• **GOAL OF THE EXERCISE**: Restate the data word for word and leave the images out.

##### GIVEN RECORDS

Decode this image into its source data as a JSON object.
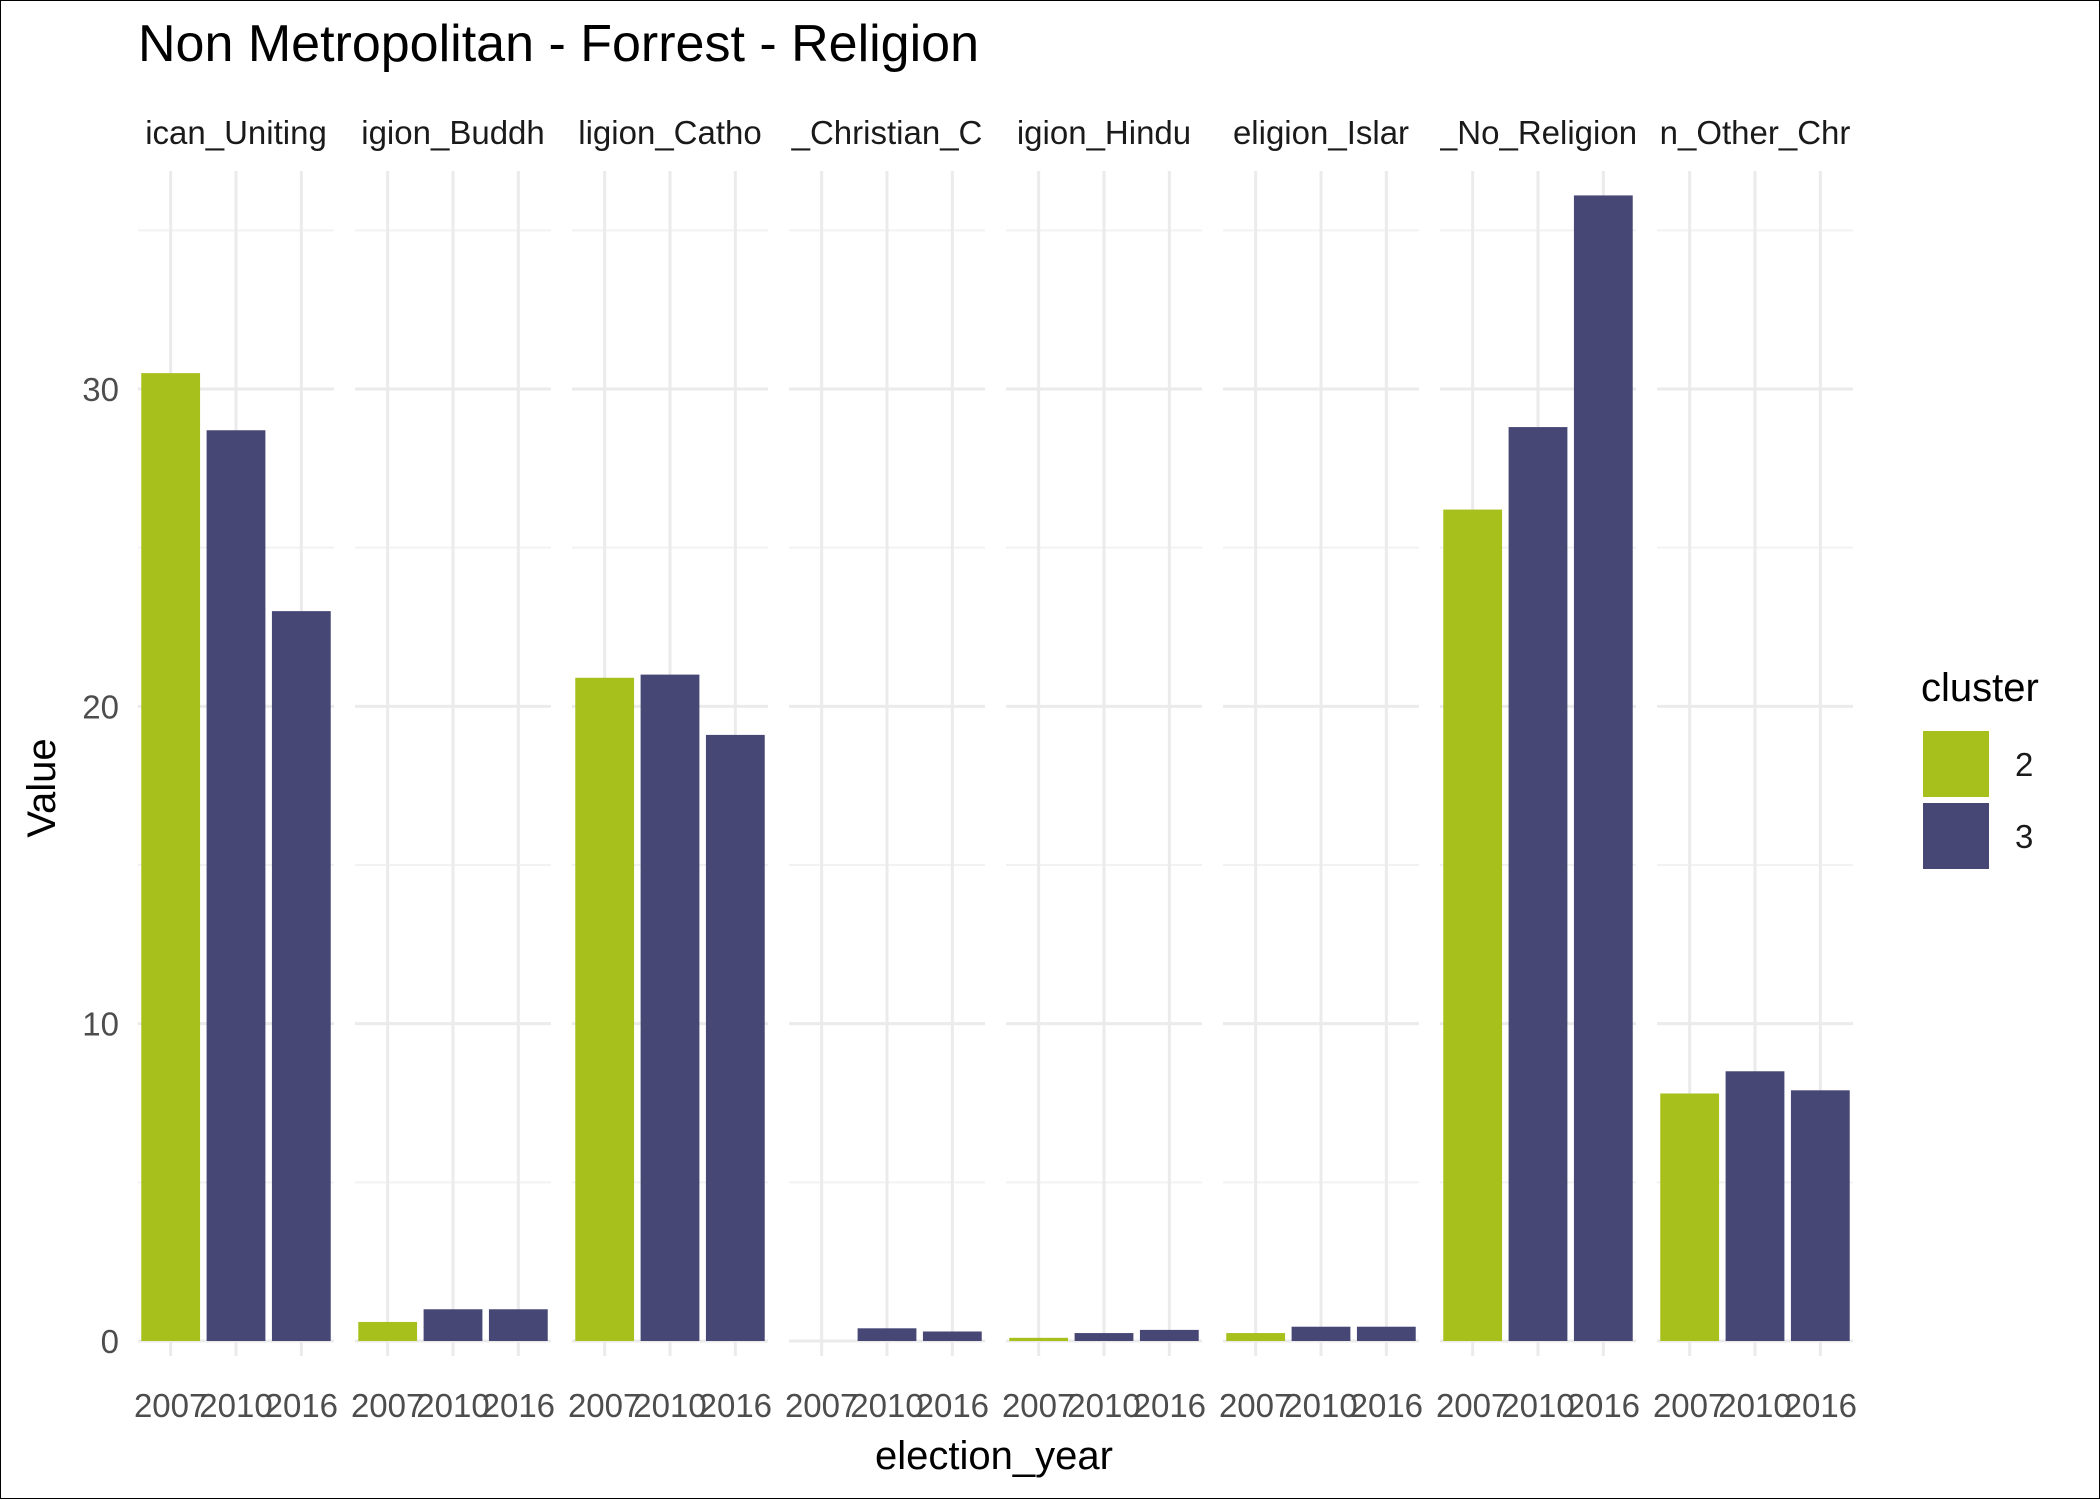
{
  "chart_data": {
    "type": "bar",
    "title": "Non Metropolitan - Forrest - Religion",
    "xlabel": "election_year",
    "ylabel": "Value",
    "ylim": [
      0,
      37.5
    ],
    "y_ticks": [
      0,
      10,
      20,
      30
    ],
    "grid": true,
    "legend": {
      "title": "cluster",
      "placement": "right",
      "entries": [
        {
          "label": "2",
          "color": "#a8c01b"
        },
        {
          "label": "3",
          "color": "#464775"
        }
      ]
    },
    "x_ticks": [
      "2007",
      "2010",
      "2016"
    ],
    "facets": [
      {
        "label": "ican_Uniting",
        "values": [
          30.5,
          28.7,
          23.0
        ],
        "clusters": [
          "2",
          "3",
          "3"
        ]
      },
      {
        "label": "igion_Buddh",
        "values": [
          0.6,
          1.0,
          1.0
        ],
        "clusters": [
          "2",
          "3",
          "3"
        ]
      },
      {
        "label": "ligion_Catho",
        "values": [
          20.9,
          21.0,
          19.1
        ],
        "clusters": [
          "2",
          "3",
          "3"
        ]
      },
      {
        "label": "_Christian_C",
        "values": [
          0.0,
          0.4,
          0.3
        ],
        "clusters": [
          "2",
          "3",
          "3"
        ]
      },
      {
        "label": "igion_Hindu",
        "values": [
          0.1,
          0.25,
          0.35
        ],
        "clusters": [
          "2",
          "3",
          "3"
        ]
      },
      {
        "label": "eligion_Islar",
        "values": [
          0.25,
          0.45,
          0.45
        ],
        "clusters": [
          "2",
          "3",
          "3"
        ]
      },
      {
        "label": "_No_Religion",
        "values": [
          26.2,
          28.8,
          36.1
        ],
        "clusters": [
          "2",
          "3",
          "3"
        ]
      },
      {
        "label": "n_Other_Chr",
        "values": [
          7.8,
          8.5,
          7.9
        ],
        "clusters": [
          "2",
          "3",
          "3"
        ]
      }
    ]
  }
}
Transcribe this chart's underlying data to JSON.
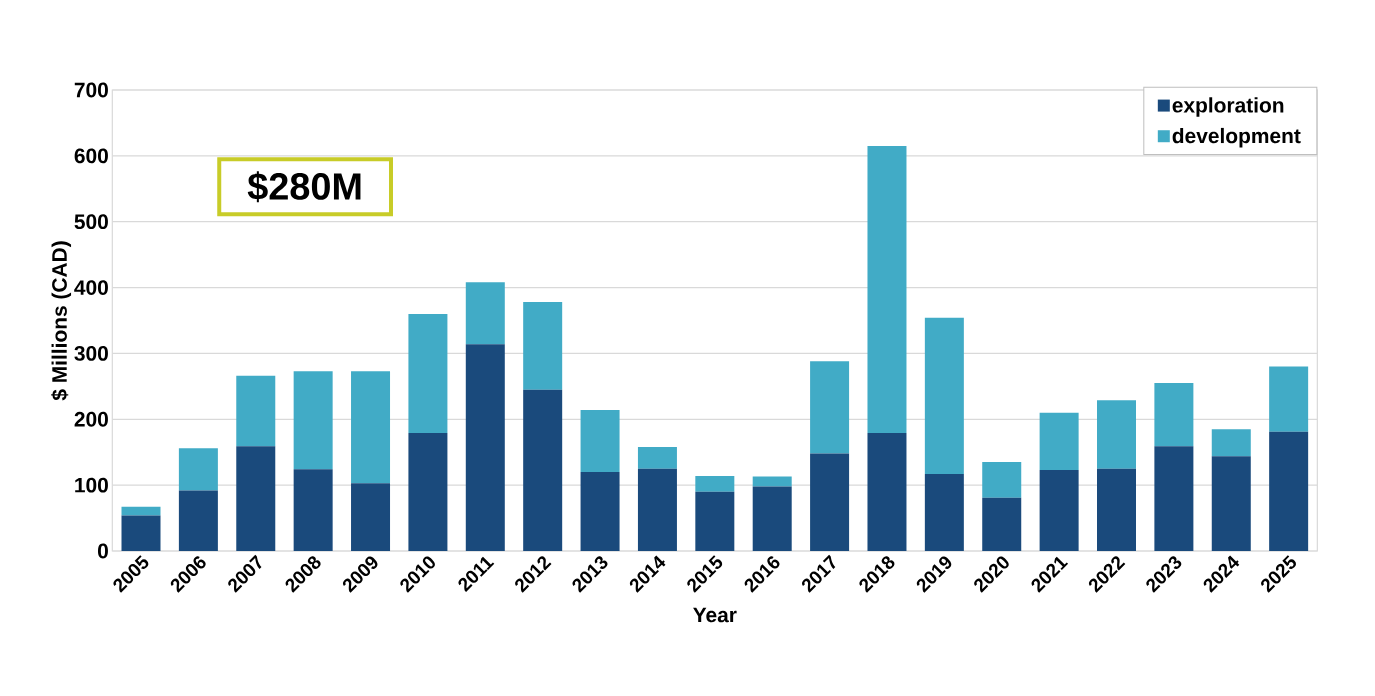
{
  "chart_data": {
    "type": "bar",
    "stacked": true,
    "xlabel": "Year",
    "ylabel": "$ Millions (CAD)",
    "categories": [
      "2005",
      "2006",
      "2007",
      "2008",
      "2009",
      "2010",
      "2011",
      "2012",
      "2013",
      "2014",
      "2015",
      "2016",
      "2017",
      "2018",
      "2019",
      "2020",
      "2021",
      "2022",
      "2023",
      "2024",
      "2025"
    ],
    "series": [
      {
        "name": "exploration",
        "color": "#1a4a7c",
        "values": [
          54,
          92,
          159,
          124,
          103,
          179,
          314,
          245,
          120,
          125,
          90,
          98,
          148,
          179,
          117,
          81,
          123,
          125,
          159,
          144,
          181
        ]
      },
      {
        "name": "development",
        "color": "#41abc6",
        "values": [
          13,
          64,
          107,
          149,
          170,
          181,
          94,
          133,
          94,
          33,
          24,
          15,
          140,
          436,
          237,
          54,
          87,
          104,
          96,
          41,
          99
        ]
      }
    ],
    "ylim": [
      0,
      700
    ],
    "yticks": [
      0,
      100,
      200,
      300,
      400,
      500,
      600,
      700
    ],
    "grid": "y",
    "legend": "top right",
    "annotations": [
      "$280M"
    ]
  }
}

##########

• **RESPONSE TO THIS TASK**:
Decode this image into its source data as a JSON object.
{
  "chart_data": {
    "type": "bar",
    "title": "Non Metropolitan - Forrest - Religion",
    "xlabel": "election_year",
    "ylabel": "Value",
    "ylim": [
      0,
      37.5
    ],
    "y_ticks": [
      0,
      10,
      20,
      30
    ],
    "grid": true,
    "legend": {
      "title": "cluster",
      "placement": "right",
      "entries": [
        {
          "label": "2",
          "color": "#a8c01b"
        },
        {
          "label": "3",
          "color": "#464775"
        }
      ]
    },
    "x_ticks": [
      "2007",
      "2010",
      "2016"
    ],
    "facets": [
      {
        "label": "ican_Uniting",
        "values": [
          30.5,
          28.7,
          23.0
        ],
        "clusters": [
          "2",
          "3",
          "3"
        ]
      },
      {
        "label": "igion_Buddh",
        "values": [
          0.6,
          1.0,
          1.0
        ],
        "clusters": [
          "2",
          "3",
          "3"
        ]
      },
      {
        "label": "ligion_Catho",
        "values": [
          20.9,
          21.0,
          19.1
        ],
        "clusters": [
          "2",
          "3",
          "3"
        ]
      },
      {
        "label": "_Christian_C",
        "values": [
          0.0,
          0.4,
          0.3
        ],
        "clusters": [
          "2",
          "3",
          "3"
        ]
      },
      {
        "label": "igion_Hindu",
        "values": [
          0.1,
          0.25,
          0.35
        ],
        "clusters": [
          "2",
          "3",
          "3"
        ]
      },
      {
        "label": "eligion_Islar",
        "values": [
          0.25,
          0.45,
          0.45
        ],
        "clusters": [
          "2",
          "3",
          "3"
        ]
      },
      {
        "label": "_No_Religion",
        "values": [
          26.2,
          28.8,
          36.1
        ],
        "clusters": [
          "2",
          "3",
          "3"
        ]
      },
      {
        "label": "n_Other_Chr",
        "values": [
          7.8,
          8.5,
          7.9
        ],
        "clusters": [
          "2",
          "3",
          "3"
        ]
      }
    ]
  }
}
Transcribe this chart's underlying data to JSON.
{
  "chart_data": {
    "type": "bar",
    "stacked": true,
    "xlabel": "Year",
    "ylabel": "$ Millions (CAD)",
    "categories": [
      "2005",
      "2006",
      "2007",
      "2008",
      "2009",
      "2010",
      "2011",
      "2012",
      "2013",
      "2014",
      "2015",
      "2016",
      "2017",
      "2018",
      "2019",
      "2020",
      "2021",
      "2022",
      "2023",
      "2024",
      "2025"
    ],
    "series": [
      {
        "name": "exploration",
        "color": "#1a4a7c",
        "values": [
          54,
          92,
          159,
          124,
          103,
          179,
          314,
          245,
          120,
          125,
          90,
          98,
          148,
          179,
          117,
          81,
          123,
          125,
          159,
          144,
          181
        ]
      },
      {
        "name": "development",
        "color": "#41abc6",
        "values": [
          13,
          64,
          107,
          149,
          170,
          181,
          94,
          133,
          94,
          33,
          24,
          15,
          140,
          436,
          237,
          54,
          87,
          104,
          96,
          41,
          99
        ]
      }
    ],
    "ylim": [
      0,
      700
    ],
    "yticks": [
      0,
      100,
      200,
      300,
      400,
      500,
      600,
      700
    ],
    "grid": "y",
    "legend": "top right",
    "annotations": [
      "$280M"
    ]
  }
}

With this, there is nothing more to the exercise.